Task directions: Copy out all the records, word for word.
** Start of Material for this task **
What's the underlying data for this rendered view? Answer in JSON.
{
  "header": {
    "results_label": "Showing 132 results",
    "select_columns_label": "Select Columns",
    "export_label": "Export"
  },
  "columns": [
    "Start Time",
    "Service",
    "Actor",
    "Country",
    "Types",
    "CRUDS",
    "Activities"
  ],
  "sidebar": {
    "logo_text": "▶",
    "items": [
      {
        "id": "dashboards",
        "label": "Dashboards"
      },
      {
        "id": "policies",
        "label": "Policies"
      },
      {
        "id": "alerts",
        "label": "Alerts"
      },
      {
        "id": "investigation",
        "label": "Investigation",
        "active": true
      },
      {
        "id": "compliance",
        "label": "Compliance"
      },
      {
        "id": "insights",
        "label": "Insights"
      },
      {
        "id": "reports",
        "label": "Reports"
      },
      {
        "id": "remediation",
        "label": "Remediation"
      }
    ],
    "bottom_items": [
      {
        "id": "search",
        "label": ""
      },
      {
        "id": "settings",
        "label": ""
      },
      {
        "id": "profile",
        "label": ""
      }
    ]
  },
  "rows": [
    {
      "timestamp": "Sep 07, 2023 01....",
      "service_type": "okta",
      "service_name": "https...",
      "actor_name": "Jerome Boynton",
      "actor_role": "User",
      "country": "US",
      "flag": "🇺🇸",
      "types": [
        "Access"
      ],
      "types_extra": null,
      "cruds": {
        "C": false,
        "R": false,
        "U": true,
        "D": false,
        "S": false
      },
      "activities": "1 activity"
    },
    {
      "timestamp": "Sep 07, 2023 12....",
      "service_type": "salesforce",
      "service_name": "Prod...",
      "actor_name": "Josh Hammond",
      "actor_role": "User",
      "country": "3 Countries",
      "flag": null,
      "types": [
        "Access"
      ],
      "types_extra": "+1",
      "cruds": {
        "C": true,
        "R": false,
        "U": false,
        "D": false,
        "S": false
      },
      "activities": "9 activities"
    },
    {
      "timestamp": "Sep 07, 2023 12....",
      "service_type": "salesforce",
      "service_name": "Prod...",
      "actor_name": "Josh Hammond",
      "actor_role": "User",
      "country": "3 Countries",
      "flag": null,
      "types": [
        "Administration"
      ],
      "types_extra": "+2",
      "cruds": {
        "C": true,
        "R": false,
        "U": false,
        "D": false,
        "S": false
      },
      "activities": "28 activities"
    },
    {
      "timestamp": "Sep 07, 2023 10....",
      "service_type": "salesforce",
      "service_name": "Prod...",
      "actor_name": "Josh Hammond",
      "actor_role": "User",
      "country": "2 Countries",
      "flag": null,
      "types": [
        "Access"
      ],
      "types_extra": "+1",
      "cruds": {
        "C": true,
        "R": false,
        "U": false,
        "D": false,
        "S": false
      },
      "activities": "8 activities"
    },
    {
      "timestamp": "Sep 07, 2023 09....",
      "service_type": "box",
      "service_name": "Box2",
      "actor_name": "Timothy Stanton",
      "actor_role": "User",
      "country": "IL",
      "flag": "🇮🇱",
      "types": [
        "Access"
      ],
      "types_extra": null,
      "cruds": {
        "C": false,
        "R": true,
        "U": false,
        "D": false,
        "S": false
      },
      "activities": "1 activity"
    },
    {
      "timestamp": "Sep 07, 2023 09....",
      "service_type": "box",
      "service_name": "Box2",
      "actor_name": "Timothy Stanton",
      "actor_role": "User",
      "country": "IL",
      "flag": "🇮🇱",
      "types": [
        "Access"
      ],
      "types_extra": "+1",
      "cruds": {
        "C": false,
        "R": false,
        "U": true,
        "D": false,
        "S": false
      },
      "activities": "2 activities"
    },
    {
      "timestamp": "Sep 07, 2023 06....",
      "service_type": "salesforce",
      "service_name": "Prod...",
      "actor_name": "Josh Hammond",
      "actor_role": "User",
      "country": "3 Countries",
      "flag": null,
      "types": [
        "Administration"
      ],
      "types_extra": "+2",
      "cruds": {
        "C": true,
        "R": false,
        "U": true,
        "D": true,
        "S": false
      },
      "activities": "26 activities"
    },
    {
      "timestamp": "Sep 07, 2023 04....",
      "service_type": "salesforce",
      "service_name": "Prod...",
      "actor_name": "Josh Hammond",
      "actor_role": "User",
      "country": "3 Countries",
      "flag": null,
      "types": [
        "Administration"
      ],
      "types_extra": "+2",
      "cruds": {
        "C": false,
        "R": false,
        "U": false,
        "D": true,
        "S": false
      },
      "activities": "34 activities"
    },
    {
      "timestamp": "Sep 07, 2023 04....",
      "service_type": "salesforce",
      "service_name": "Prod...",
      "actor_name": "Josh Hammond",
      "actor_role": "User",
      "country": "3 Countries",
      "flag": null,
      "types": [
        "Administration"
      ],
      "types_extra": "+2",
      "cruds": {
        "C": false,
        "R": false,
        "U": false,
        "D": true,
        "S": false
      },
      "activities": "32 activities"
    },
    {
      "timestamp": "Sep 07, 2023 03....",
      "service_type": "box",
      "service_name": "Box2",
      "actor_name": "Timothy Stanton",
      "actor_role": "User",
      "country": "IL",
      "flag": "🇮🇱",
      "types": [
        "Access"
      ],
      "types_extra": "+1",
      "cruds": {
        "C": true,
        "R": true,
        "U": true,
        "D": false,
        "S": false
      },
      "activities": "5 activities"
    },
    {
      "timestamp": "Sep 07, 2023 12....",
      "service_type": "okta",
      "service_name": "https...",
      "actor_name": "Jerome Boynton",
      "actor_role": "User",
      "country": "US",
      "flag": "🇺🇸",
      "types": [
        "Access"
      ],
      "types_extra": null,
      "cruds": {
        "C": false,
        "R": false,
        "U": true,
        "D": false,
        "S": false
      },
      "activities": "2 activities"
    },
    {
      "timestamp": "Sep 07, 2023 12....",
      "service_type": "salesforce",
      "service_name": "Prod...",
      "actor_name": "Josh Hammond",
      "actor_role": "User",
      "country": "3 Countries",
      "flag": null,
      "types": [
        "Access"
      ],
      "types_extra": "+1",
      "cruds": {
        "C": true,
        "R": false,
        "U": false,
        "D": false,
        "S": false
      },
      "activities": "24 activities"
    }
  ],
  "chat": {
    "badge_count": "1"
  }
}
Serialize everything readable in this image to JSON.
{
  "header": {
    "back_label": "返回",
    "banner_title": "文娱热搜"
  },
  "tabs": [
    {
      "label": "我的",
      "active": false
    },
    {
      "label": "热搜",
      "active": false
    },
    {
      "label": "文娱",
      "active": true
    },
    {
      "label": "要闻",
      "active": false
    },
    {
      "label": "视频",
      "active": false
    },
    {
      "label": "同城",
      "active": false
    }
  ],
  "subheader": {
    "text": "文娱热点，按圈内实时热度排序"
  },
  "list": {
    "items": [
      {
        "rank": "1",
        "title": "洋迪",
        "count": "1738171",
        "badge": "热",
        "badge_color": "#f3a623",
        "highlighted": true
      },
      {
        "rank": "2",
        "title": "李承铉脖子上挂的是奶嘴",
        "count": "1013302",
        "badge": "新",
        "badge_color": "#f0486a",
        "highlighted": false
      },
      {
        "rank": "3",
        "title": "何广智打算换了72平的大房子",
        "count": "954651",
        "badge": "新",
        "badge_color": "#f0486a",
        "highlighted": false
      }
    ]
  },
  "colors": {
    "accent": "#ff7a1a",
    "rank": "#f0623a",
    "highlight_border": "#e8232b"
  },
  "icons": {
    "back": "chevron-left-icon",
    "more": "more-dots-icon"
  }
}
** End of Material for this task **
Written response:
What's the underlying data for this rendered view? Answer in JSON.
{
  "header": {
    "results_label": "Showing 132 results",
    "select_columns_label": "Select Columns",
    "export_label": "Export"
  },
  "columns": [
    "Start Time",
    "Service",
    "Actor",
    "Country",
    "Types",
    "CRUDS",
    "Activities"
  ],
  "sidebar": {
    "logo_text": "▶",
    "items": [
      {
        "id": "dashboards",
        "label": "Dashboards"
      },
      {
        "id": "policies",
        "label": "Policies"
      },
      {
        "id": "alerts",
        "label": "Alerts"
      },
      {
        "id": "investigation",
        "label": "Investigation",
        "active": true
      },
      {
        "id": "compliance",
        "label": "Compliance"
      },
      {
        "id": "insights",
        "label": "Insights"
      },
      {
        "id": "reports",
        "label": "Reports"
      },
      {
        "id": "remediation",
        "label": "Remediation"
      }
    ],
    "bottom_items": [
      {
        "id": "search",
        "label": ""
      },
      {
        "id": "settings",
        "label": ""
      },
      {
        "id": "profile",
        "label": ""
      }
    ]
  },
  "rows": [
    {
      "timestamp": "Sep 07, 2023 01....",
      "service_type": "okta",
      "service_name": "https...",
      "actor_name": "Jerome Boynton",
      "actor_role": "User",
      "country": "US",
      "flag": "🇺🇸",
      "types": [
        "Access"
      ],
      "types_extra": null,
      "cruds": {
        "C": false,
        "R": false,
        "U": true,
        "D": false,
        "S": false
      },
      "activities": "1 activity"
    },
    {
      "timestamp": "Sep 07, 2023 12....",
      "service_type": "salesforce",
      "service_name": "Prod...",
      "actor_name": "Josh Hammond",
      "actor_role": "User",
      "country": "3 Countries",
      "flag": null,
      "types": [
        "Access"
      ],
      "types_extra": "+1",
      "cruds": {
        "C": true,
        "R": false,
        "U": false,
        "D": false,
        "S": false
      },
      "activities": "9 activities"
    },
    {
      "timestamp": "Sep 07, 2023 12....",
      "service_type": "salesforce",
      "service_name": "Prod...",
      "actor_name": "Josh Hammond",
      "actor_role": "User",
      "country": "3 Countries",
      "flag": null,
      "types": [
        "Administration"
      ],
      "types_extra": "+2",
      "cruds": {
        "C": true,
        "R": false,
        "U": false,
        "D": false,
        "S": false
      },
      "activities": "28 activities"
    },
    {
      "timestamp": "Sep 07, 2023 10....",
      "service_type": "salesforce",
      "service_name": "Prod...",
      "actor_name": "Josh Hammond",
      "actor_role": "User",
      "country": "2 Countries",
      "flag": null,
      "types": [
        "Access"
      ],
      "types_extra": "+1",
      "cruds": {
        "C": true,
        "R": false,
        "U": false,
        "D": false,
        "S": false
      },
      "activities": "8 activities"
    },
    {
      "timestamp": "Sep 07, 2023 09....",
      "service_type": "box",
      "service_name": "Box2",
      "actor_name": "Timothy Stanton",
      "actor_role": "User",
      "country": "IL",
      "flag": "🇮🇱",
      "types": [
        "Access"
      ],
      "types_extra": null,
      "cruds": {
        "C": false,
        "R": true,
        "U": false,
        "D": false,
        "S": false
      },
      "activities": "1 activity"
    },
    {
      "timestamp": "Sep 07, 2023 09....",
      "service_type": "box",
      "service_name": "Box2",
      "actor_name": "Timothy Stanton",
      "actor_role": "User",
      "country": "IL",
      "flag": "🇮🇱",
      "types": [
        "Access"
      ],
      "types_extra": "+1",
      "cruds": {
        "C": false,
        "R": false,
        "U": true,
        "D": false,
        "S": false
      },
      "activities": "2 activities"
    },
    {
      "timestamp": "Sep 07, 2023 06....",
      "service_type": "salesforce",
      "service_name": "Prod...",
      "actor_name": "Josh Hammond",
      "actor_role": "User",
      "country": "3 Countries",
      "flag": null,
      "types": [
        "Administration"
      ],
      "types_extra": "+2",
      "cruds": {
        "C": true,
        "R": false,
        "U": true,
        "D": true,
        "S": false
      },
      "activities": "26 activities"
    },
    {
      "timestamp": "Sep 07, 2023 04....",
      "service_type": "salesforce",
      "service_name": "Prod...",
      "actor_name": "Josh Hammond",
      "actor_role": "User",
      "country": "3 Countries",
      "flag": null,
      "types": [
        "Administration"
      ],
      "types_extra": "+2",
      "cruds": {
        "C": false,
        "R": false,
        "U": false,
        "D": true,
        "S": false
      },
      "activities": "34 activities"
    },
    {
      "timestamp": "Sep 07, 2023 04....",
      "service_type": "salesforce",
      "service_name": "Prod...",
      "actor_name": "Josh Hammond",
      "actor_role": "User",
      "country": "3 Countries",
      "flag": null,
      "types": [
        "Administration"
      ],
      "types_extra": "+2",
      "cruds": {
        "C": false,
        "R": false,
        "U": false,
        "D": true,
        "S": false
      },
      "activities": "32 activities"
    },
    {
      "timestamp": "Sep 07, 2023 03....",
      "service_type": "box",
      "service_name": "Box2",
      "actor_name": "Timothy Stanton",
      "actor_role": "User",
      "country": "IL",
      "flag": "🇮🇱",
      "types": [
        "Access"
      ],
      "types_extra": "+1",
      "cruds": {
        "C": true,
        "R": true,
        "U": true,
        "D": false,
        "S": false
      },
      "activities": "5 activities"
    },
    {
      "timestamp": "Sep 07, 2023 12....",
      "service_type": "okta",
      "service_name": "https...",
      "actor_name": "Jerome Boynton",
      "actor_role": "User",
      "country": "US",
      "flag": "🇺🇸",
      "types": [
        "Access"
      ],
      "types_extra": null,
      "cruds": {
        "C": false,
        "R": false,
        "U": true,
        "D": false,
        "S": false
      },
      "activities": "2 activities"
    },
    {
      "timestamp": "Sep 07, 2023 12....",
      "service_type": "salesforce",
      "service_name": "Prod...",
      "actor_name": "Josh Hammond",
      "actor_role": "User",
      "country": "3 Countries",
      "flag": null,
      "types": [
        "Access"
      ],
      "types_extra": "+1",
      "cruds": {
        "C": true,
        "R": false,
        "U": false,
        "D": false,
        "S": false
      },
      "activities": "24 activities"
    }
  ],
  "chat": {
    "badge_count": "1"
  }
}
Serialize everything readable in this image to JSON.
{
  "header": {
    "back_label": "返回",
    "banner_title": "文娱热搜"
  },
  "tabs": [
    {
      "label": "我的",
      "active": false
    },
    {
      "label": "热搜",
      "active": false
    },
    {
      "label": "文娱",
      "active": true
    },
    {
      "label": "要闻",
      "active": false
    },
    {
      "label": "视频",
      "active": false
    },
    {
      "label": "同城",
      "active": false
    }
  ],
  "subheader": {
    "text": "文娱热点，按圈内实时热度排序"
  },
  "list": {
    "items": [
      {
        "rank": "1",
        "title": "洋迪",
        "count": "1738171",
        "badge": "热",
        "badge_color": "#f3a623",
        "highlighted": true
      },
      {
        "rank": "2",
        "title": "李承铉脖子上挂的是奶嘴",
        "count": "1013302",
        "badge": "新",
        "badge_color": "#f0486a",
        "highlighted": false
      },
      {
        "rank": "3",
        "title": "何广智打算换了72平的大房子",
        "count": "954651",
        "badge": "新",
        "badge_color": "#f0486a",
        "highlighted": false
      }
    ]
  },
  "colors": {
    "accent": "#ff7a1a",
    "rank": "#f0623a",
    "highlight_border": "#e8232b"
  },
  "icons": {
    "back": "chevron-left-icon",
    "more": "more-dots-icon"
  }
}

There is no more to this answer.